Rows:
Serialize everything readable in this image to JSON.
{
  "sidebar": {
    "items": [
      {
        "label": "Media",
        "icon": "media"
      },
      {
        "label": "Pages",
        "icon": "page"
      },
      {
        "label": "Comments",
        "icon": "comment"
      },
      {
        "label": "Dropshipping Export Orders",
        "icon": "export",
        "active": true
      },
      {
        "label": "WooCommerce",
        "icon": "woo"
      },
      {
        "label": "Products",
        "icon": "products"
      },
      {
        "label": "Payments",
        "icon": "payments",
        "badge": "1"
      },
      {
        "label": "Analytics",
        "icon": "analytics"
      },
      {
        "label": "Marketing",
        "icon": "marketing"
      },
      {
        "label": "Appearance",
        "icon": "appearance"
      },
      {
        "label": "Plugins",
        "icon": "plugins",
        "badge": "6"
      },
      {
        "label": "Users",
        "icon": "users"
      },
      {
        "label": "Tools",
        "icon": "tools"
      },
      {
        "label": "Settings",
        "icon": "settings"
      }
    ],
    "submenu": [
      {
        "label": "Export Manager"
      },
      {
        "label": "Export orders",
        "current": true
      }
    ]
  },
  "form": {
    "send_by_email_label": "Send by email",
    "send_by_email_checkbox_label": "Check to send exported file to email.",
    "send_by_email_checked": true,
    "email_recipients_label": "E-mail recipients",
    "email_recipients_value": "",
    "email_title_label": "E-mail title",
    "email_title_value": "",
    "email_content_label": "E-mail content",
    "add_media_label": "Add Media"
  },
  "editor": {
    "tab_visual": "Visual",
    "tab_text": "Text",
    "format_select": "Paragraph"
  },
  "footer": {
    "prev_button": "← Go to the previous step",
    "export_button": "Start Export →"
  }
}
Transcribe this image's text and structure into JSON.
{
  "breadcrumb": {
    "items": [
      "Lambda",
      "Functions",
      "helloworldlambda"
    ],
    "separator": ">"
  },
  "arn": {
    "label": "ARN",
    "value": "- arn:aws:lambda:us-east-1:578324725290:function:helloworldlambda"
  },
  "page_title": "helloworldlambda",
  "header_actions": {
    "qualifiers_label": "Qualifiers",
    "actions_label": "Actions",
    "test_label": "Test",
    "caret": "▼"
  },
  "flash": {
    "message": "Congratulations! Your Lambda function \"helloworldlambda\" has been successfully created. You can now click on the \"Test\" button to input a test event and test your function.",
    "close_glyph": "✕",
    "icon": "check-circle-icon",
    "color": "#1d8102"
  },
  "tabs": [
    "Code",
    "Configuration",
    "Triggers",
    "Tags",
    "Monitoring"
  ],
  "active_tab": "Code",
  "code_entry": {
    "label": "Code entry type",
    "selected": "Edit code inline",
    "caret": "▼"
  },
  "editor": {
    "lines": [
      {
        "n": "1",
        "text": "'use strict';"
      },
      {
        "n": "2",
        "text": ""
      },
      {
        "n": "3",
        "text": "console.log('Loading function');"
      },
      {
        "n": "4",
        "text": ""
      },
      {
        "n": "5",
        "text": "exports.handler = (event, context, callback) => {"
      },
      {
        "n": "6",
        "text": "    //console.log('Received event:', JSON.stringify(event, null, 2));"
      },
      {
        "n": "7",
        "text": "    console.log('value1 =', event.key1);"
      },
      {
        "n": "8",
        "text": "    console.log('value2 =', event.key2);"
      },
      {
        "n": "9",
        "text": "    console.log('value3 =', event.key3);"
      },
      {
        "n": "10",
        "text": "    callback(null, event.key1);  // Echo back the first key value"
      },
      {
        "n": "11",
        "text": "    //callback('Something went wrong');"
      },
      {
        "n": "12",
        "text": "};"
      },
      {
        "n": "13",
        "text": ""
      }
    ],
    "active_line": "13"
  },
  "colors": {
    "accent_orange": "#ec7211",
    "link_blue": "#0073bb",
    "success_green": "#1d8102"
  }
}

Written instruction: In the records above, collect each line with "true".

Output of the exercise:
        "active": true
        "current": true
    "send_by_email_checked": true,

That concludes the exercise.